- **Required tasks**
**a.** Rewrite the paragraph in the aquarium forum thread that begins "Hills will be difficult" as a bulleted list, keeping its main facts.
**b.** Summarize the aquarium forum thread in three sentences.

- **Provided passage**

──────

A 180 gal dirted, awesome. Welcome aboard.

Personally, I like to cap my dirt with play sand. But that's just me, myself and I.


----------



## whonc (Oct 2, 2015)

klibs said:


> Good call in ditching the canister for a sump.
> 
> I hope the sump don't leak to much CO2. I will try to lessen the surface agitation
> 
> ...


 I hope the sump don't leak too much CO2. I will reduce the surface agitation by making a full syphon with bean animal system. Do you have a sump? Can I start a low tech tank with this kind of filtration? 



I still evaluating my fish option:
1.- Angel fish, tetras neon, axelrod rasboras, cory cats
2.- Royal blue discus, axelrod rasboras, pearl gouramis
3. Schools of danios, tetras, rasboras…



wlevine09 said:


> I would say to make the substrate deeper. One inch of nutrient rich substrate is not very much if you were to have long rooted low light plants such as crypts etc. even if you reverse it to 1 inch sand 2 inches soil or 2 inches of each I think you might be better off.


 I can do 2 inches of soil and 2 inches of sand, how deep my substrate can be? Can you do hills with this kind of substrate?


----------



## cosmic_shaman (Oct 2, 2015)

Welcome! I just joined this month, and my tank "hobby" has turned into quite a big obsession! The people are nice and their tanks are mighty impressive.

I don't really have much advice for you, as I'm still learning and don't want to say something that may turn out to be wrong, but wanted to welcome you aboard and to say that I'll be watching this thread closely for updates and information!


----------



## wlevine09 (Apr 7, 2014)

Hills will be difficult as the substrate tends to flatten itself out unless it has support structure in it. Id shoot for 3-4 inches of substrate or so so your roots have plenty of space. most people slope low in front to high in back to add depth


----------



## randym (Sep 20, 2015)

whonc said:


> I still evaluating my fish option:
> 1.- Angel fish, tetras neon, axelrod rasboras, cory cats


Strongly recommend against this option. The angelfish will get large enough to eat the neons and rasboras, and they will. 

They might live together for months or years if the angelfish are very young when introduced to the tank, but eventually you'll find your neons and rasboras mysteriously disappearing.

Discus are stunning, but they are not low-maintenance fish.

Large schools of tetras, etc. would be amazing, but it would cost a lot for that many fish. Unless you breed them yourself. ;-)


----------



## SingAlongWithTsing (Jun 11, 2015)

whonc said:


> I hope the sump don't leak too much CO2. I will reduce the surface agitation by making a full syphon with bean animal system. Do you have a sump? Can I start a low tech tank with this kind of filtration?
> 
> I can do 2 inches of soil and 2 inches of sand, how deep my substrate can be? Can you do hills with this kind of substrate?


The sump should be fine if you put a lid on it, i believe that's what Tom Barr did with his set ups

For the hills, you can use corrugated plastic sheets as support. for really tall slopes/hills you can add lava rock too. Dirt -> Lava Rock stack-> cap it all with sand.


----------



## WaterLife (Jul 1, 2015)

──────

- **Provided records**
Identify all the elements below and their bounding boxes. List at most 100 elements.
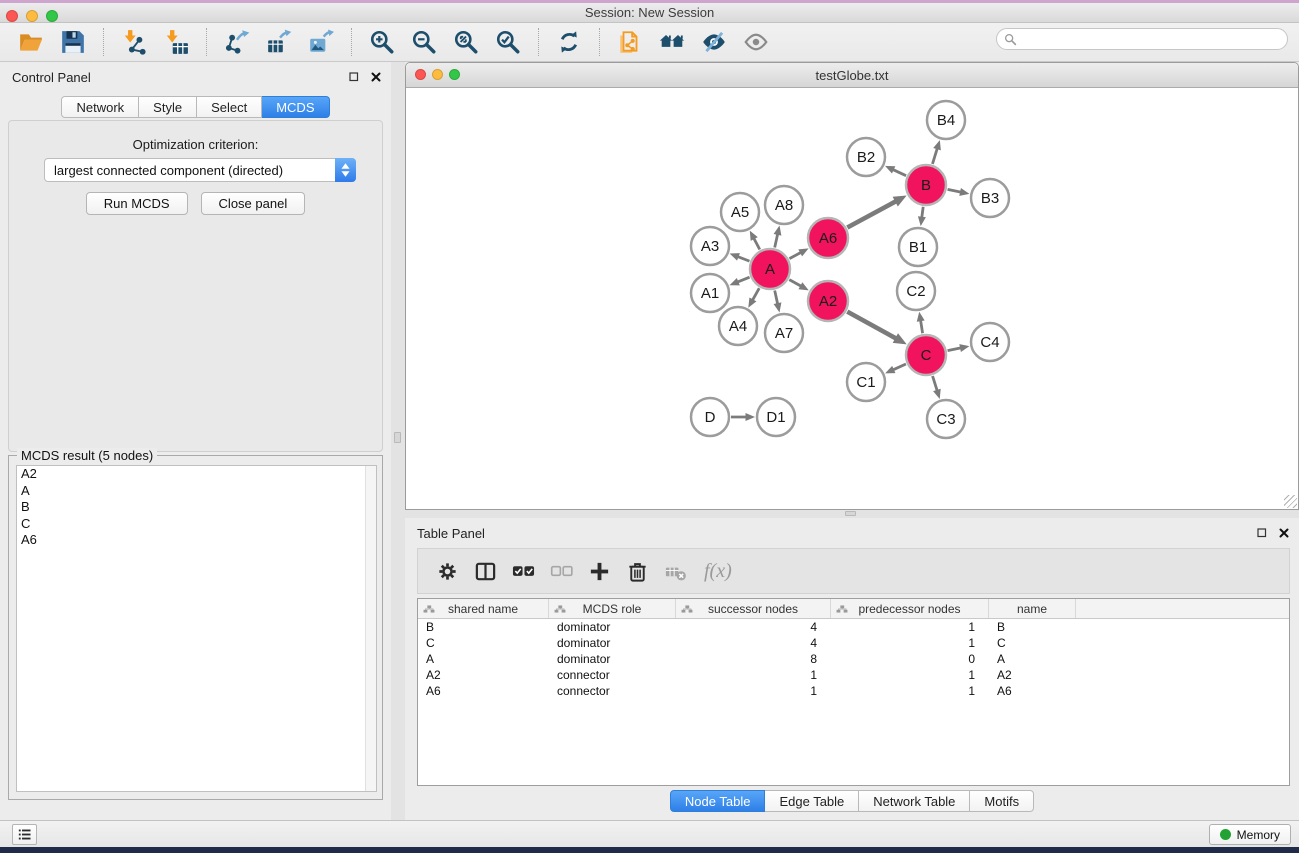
gear-icon[interactable] [432,556,462,586]
close-table-panel-icon[interactable] [1277,526,1291,540]
tab-mcds[interactable]: MCDS [262,96,329,118]
import-network-icon[interactable] [119,27,149,57]
graph-edge-A6-B[interactable] [847,195,906,227]
export-table-icon[interactable] [264,27,294,57]
network-close-traffic-light[interactable] [415,69,426,80]
graph-edge-B-B4[interactable] [932,140,940,164]
eye-icon[interactable] [741,27,771,57]
mcds-result-item[interactable]: C [17,516,376,533]
window-resize-grip[interactable] [1284,495,1297,508]
search-input[interactable] [1021,30,1287,48]
task-history-button[interactable] [12,824,37,845]
zoom-traffic-light[interactable] [46,10,58,22]
table-row[interactable]: Cdominator41C [418,635,1289,651]
column-header-name[interactable]: name [989,599,1076,618]
graph-node-C1[interactable]: C1 [847,363,885,401]
graph-edge-A-A2[interactable] [789,280,808,291]
tab-motifs[interactable]: Motifs [970,790,1034,812]
mcds-result-item[interactable]: A2 [17,466,376,483]
graph-node-C[interactable]: C [906,335,946,375]
minimize-traffic-light[interactable] [26,10,38,22]
close-panel-icon[interactable] [369,70,383,84]
graph-node-A[interactable]: A [750,249,790,289]
zoom-in-icon[interactable] [367,27,397,57]
table-row[interactable]: Bdominator41B [418,619,1289,635]
tab-select[interactable]: Select [197,96,262,118]
eye-slash-icon[interactable] [699,27,729,57]
graph-node-A5[interactable]: A5 [721,193,759,231]
zoom-selected-icon[interactable] [493,27,523,57]
graph-edge-A-A6[interactable] [789,248,808,258]
trash-icon[interactable] [622,556,652,586]
tab-style[interactable]: Style [139,96,197,118]
graph-node-A7[interactable]: A7 [765,314,803,352]
graph-edge-D-D1[interactable] [731,413,755,421]
doc-share-icon[interactable] [615,27,645,57]
zoom-out-icon[interactable] [409,27,439,57]
horizontal-split-handle[interactable] [845,511,856,516]
checked-boxes-icon[interactable] [508,556,538,586]
add-icon[interactable] [584,556,614,586]
mcds-result-item[interactable]: A6 [17,532,376,549]
column-header-shared-name[interactable]: shared name [418,599,549,618]
mcds-result-item[interactable]: B [17,499,376,516]
network-canvas[interactable]: B4B2BB3A8A5A6A3B1AC2A1A2A4A7C4CC1C3DD1 [406,88,1298,509]
tab-edge-table[interactable]: Edge Table [765,790,859,812]
graph-edge-A-A1[interactable] [729,277,749,285]
graph-edge-C-C3[interactable] [933,376,941,399]
refresh-icon[interactable] [554,27,584,57]
import-table-icon[interactable] [161,27,191,57]
graph-node-A1[interactable]: A1 [691,274,729,312]
export-network-icon[interactable] [222,27,252,57]
column-header-predecessor-nodes[interactable]: predecessor nodes [831,599,989,618]
graph-node-C4[interactable]: C4 [971,323,1009,361]
graph-node-A4[interactable]: A4 [719,307,757,345]
tab-node-table[interactable]: Node Table [670,790,766,812]
export-image-icon[interactable] [306,27,336,57]
zoom-fit-icon[interactable] [451,27,481,57]
graph-node-D1[interactable]: D1 [757,398,795,436]
graph-node-B[interactable]: B [906,165,946,205]
graph-node-A6[interactable]: A6 [808,218,848,258]
houses-icon[interactable] [657,27,687,57]
graph-node-B2[interactable]: B2 [847,138,885,176]
table-row[interactable]: A2connector11A2 [418,667,1289,683]
graph-node-A8[interactable]: A8 [765,186,803,224]
graph-edge-A-A3[interactable] [730,253,750,261]
close-panel-button[interactable]: Close panel [201,192,306,215]
graph-edge-B-B1[interactable] [918,207,926,226]
table-row[interactable]: A6connector11A6 [418,683,1289,699]
unchecked-boxes-icon[interactable] [546,556,576,586]
save-session-icon[interactable] [58,27,88,57]
network-minimize-traffic-light[interactable] [432,69,443,80]
graph-node-A3[interactable]: A3 [691,227,729,265]
graph-node-A2[interactable]: A2 [808,281,848,321]
graph-edge-C-C4[interactable] [948,344,970,352]
mcds-result-list[interactable]: A2ABCA6 [16,465,377,792]
search-box[interactable] [996,28,1288,50]
graph-node-B3[interactable]: B3 [971,179,1009,217]
float-table-panel-icon[interactable] [1255,526,1269,540]
tab-network-table[interactable]: Network Table [859,790,970,812]
memory-button[interactable]: Memory [1209,824,1291,845]
run-mcds-button[interactable]: Run MCDS [86,192,188,215]
graph-edge-A-A7[interactable] [774,290,782,312]
graph-edge-A2-C[interactable] [847,312,906,345]
graph-edge-A-A8[interactable] [774,226,782,248]
close-traffic-light[interactable] [6,10,18,22]
graph-edge-A-A5[interactable] [750,231,760,250]
mcds-result-item[interactable]: A [17,483,376,500]
table-row[interactable]: Adominator80A [418,651,1289,667]
vertical-split-handle[interactable] [394,432,401,443]
split-columns-icon[interactable] [470,556,500,586]
graph-node-B4[interactable]: B4 [927,101,965,139]
graph-edge-B-B2[interactable] [885,166,906,176]
graph-node-D[interactable]: D [691,398,729,436]
graph-node-C2[interactable]: C2 [897,272,935,310]
criterion-dropdown[interactable]: largest connected component (directed) [44,158,356,182]
graph-edge-B-B3[interactable] [948,188,970,196]
graph-edge-C-C2[interactable] [917,312,925,334]
graph-node-B1[interactable]: B1 [899,228,937,266]
network-zoom-traffic-light[interactable] [449,69,460,80]
column-header-successor-nodes[interactable]: successor nodes [676,599,831,618]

──────

- **Answers per task**
**a.**
- Hills are hard to keep because substrate tends to flatten out unless it has a support structure.
- Aim for about 3–4 inches of substrate so roots have plenty of space.
- Most people slope the substrate from low in front to high in back to add depth.

**b.** whonc, who is setting up a dirted 180-gallon tank, asks whether a sump will leak too much CO2, how deep the substrate can be, whether hills are possible, and which fish to keep. Replies suggest 3–4 inches of substrate, a lid on the sump, and corrugated plastic sheets or lava rock to support hills, which otherwise tend to flatten out. randym warns that angelfish will eventually eat neons and rasboras, notes that discus are not low-maintenance, and says large schools of tetras would cost a lot.